START Selected excerpt

UK’s Self-Funded Problem Gambling Charity Comes Up Short

Last Friday, the GambleAware charity announced that its voluntary contributions from gambling operators in the United Kingdom over the 12 months ending March 31 totaled £9.6m. Even though this amount was “marginally more” than the amount that the charity had received in the previous 12-month period, it was well below the £10m target that the company had set. Furthermore, it was also well below the 0.1 percent share of the total gambling revenue that the licenses gambling operators in the United Kingdom are required to remit.

Most of the big names in the country’s gaming industry remitted considerably large amounts. Just to mention a few, they included: GVC Holdings (£1.46m), William Hill (£1m), Bet365 (£868k), Paddy Power Betfair (£445k), Gamesys (£437k), Camelot (£390k), 32Red (£384k), Genting (£212k) and The Stars Group (£125k).  Many others only made mere token contributions of around £250 while some firms even went as far as remitting between £1 and £5 just so that they could be featured on the list.

Other amounts received by the charity included £7.3m as its share of regulatory settlements between gambling operators. In addition to that, the United Kingdome Gambling Commission also meted out at least £27m in penalties in 2018 alone – the commission has recently dramatically ramped up its enforcement activity amid increasing pressure form responsible gambling campaigners and lawmakers.

What Does This Mean for GambleAware?

END Selected excerpt
START Dataset entries

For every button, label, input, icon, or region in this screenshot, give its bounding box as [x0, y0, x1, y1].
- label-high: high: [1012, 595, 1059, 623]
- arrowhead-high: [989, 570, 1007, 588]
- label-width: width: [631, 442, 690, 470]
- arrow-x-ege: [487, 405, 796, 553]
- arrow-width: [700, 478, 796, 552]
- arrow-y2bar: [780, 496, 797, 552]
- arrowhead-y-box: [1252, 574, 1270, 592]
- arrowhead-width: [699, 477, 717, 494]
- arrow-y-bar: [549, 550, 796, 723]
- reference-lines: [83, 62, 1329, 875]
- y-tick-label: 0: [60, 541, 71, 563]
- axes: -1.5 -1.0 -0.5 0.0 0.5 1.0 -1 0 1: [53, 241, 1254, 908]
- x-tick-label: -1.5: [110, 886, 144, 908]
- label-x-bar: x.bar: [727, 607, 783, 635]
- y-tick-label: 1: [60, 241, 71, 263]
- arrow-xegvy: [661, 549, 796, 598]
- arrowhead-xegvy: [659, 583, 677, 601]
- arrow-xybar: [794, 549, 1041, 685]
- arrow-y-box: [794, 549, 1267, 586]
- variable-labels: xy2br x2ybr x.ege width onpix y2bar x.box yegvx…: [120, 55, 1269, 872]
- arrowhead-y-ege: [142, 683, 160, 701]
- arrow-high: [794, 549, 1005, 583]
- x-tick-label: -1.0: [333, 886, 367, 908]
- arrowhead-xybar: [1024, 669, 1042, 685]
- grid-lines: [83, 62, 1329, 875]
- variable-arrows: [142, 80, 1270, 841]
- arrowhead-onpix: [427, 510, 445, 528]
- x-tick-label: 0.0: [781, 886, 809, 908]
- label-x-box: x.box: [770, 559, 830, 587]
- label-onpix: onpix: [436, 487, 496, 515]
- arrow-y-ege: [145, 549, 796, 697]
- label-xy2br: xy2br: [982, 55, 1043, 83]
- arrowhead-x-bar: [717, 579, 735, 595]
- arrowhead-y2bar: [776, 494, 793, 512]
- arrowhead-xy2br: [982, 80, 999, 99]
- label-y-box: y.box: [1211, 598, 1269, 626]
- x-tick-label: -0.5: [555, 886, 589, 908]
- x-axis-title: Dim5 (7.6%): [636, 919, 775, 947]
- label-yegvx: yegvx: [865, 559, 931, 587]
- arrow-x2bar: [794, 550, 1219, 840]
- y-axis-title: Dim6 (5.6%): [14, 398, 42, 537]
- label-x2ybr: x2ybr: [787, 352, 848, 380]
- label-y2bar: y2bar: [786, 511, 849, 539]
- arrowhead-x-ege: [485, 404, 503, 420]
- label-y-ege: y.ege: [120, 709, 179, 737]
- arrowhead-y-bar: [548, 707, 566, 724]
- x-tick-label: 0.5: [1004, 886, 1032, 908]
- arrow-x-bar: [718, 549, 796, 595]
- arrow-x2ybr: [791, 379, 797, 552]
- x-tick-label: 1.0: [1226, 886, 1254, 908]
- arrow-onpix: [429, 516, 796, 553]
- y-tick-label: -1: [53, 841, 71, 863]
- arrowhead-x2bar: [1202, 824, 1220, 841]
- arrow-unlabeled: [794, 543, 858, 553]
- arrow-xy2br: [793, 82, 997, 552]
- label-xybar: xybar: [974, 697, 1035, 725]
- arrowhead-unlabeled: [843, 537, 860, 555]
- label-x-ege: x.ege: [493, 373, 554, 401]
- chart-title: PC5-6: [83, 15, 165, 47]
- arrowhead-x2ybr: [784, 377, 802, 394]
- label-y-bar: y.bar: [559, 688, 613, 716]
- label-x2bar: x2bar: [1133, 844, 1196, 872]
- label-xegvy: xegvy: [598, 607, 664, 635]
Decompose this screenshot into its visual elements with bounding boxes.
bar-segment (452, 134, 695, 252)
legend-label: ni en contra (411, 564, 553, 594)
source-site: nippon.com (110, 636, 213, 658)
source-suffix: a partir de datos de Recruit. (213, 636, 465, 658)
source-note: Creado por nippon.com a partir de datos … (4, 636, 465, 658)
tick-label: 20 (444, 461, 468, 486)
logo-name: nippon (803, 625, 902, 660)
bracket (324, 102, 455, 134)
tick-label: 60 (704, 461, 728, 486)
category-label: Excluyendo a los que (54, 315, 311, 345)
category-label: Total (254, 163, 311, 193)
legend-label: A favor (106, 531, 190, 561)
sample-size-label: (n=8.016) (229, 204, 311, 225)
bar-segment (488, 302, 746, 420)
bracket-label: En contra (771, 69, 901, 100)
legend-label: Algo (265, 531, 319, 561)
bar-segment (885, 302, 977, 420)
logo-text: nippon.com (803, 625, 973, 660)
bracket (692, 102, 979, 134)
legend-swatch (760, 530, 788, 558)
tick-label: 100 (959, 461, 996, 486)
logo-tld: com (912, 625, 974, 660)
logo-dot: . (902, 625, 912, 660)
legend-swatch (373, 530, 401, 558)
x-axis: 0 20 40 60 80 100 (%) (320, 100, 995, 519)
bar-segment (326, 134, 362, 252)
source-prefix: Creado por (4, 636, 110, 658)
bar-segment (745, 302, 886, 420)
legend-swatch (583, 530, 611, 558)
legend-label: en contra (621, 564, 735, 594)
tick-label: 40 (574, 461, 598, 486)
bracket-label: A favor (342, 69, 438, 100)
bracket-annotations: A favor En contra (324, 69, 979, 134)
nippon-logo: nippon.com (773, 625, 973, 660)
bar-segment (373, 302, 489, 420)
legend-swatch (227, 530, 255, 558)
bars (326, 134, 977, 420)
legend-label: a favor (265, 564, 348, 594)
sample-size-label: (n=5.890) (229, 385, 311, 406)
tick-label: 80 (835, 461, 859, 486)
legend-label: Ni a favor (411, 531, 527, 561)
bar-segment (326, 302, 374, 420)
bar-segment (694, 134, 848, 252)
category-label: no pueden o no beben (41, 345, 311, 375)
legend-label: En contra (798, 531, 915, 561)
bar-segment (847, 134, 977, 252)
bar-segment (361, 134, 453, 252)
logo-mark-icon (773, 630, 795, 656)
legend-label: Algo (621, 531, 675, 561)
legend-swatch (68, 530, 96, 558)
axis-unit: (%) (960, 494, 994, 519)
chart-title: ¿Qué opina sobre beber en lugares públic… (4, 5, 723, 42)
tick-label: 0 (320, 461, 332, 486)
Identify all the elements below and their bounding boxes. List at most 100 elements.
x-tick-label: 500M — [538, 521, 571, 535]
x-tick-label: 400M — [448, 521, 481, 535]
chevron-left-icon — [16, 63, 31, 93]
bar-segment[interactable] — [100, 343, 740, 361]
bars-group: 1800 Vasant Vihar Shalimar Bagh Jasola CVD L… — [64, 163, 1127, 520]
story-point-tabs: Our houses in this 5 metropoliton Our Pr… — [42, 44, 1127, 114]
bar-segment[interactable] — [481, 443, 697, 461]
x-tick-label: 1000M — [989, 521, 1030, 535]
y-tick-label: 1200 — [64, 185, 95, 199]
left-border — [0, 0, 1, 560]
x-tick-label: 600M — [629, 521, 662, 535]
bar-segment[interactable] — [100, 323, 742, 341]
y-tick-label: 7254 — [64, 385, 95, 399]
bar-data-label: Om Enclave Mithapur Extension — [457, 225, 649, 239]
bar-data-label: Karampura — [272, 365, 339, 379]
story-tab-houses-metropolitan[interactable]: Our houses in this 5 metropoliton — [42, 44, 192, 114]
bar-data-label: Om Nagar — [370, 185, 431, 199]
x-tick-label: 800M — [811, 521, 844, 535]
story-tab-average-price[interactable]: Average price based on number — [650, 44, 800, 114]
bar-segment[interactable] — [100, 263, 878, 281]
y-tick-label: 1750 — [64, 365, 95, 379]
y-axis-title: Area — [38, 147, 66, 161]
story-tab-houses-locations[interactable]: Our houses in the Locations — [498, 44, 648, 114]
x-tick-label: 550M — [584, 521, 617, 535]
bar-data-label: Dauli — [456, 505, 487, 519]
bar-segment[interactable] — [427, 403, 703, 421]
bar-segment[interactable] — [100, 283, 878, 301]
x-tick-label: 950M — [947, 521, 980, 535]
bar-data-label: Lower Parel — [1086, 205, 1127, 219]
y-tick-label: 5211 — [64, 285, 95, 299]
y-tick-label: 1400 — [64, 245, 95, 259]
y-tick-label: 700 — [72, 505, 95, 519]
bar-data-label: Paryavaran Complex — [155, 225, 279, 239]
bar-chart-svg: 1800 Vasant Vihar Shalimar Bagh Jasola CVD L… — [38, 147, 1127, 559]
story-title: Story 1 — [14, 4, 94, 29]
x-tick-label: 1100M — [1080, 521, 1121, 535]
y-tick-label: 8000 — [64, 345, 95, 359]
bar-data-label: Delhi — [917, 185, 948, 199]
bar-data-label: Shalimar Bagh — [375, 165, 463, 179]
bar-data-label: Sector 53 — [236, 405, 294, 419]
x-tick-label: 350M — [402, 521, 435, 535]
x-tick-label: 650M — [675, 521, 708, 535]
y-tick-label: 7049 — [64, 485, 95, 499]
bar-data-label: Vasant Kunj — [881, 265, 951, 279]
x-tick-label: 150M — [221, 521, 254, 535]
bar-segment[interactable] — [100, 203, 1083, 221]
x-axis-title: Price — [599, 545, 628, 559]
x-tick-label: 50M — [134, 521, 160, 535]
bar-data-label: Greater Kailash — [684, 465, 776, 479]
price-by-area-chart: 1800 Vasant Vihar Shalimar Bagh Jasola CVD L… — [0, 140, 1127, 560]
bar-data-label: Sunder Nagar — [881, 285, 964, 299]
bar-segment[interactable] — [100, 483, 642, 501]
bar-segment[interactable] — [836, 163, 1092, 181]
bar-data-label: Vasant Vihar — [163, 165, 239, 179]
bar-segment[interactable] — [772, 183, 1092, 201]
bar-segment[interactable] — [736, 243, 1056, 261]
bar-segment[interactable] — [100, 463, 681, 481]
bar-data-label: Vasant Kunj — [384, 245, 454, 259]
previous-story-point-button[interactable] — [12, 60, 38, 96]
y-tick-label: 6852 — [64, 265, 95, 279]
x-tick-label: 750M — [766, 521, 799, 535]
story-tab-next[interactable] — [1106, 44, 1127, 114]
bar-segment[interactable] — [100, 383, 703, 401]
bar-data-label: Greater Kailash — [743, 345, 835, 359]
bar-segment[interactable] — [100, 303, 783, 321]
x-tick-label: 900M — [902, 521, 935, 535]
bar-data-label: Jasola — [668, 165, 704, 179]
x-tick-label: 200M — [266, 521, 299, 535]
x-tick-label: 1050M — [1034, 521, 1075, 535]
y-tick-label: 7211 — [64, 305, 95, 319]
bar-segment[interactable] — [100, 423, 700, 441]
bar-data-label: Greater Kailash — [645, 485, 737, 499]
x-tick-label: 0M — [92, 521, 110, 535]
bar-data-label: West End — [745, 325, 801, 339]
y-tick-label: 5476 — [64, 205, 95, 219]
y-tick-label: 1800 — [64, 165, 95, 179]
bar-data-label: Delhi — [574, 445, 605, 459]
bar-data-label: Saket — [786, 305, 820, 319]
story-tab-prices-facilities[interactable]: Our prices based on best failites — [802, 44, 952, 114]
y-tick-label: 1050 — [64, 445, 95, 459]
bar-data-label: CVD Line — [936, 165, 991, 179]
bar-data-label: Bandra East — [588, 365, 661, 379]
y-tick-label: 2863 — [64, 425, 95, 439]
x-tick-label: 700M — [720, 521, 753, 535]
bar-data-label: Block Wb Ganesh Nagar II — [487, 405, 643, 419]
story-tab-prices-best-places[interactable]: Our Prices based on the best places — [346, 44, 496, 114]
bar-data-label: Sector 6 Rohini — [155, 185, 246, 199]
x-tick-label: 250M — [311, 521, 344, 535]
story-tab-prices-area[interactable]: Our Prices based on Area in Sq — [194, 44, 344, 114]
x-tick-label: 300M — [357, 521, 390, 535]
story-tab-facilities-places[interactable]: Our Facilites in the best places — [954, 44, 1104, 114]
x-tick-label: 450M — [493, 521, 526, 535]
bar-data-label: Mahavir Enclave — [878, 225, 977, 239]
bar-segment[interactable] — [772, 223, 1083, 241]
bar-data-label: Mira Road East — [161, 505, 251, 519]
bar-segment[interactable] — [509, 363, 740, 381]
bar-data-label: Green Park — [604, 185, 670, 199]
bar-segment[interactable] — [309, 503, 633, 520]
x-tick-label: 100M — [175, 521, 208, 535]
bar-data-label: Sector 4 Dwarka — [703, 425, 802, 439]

END Dataset entries

Copy the stretch from "UK’s Self-Funded Problem" through "required to remit." in the article on GambleAware's funding. The data has nothing to do with the article on GambleAware's funding.

__Exercise output__.
UK’s Self-Funded Problem Gambling Charity Comes Up Short

Last Friday, the GambleAware charity announced that its voluntary contributions from gambling operators in the United Kingdom over the 12 months ending March 31 totaled £9.6m. Even though this amount was “marginally more” than the amount that the charity had received in the previous 12-month period, it was well below the £10m target that the company had set. Furthermore, it was also well below the 0.1 percent share of the total gambling revenue that the licenses gambling operators in the United Kingdom are required to remit.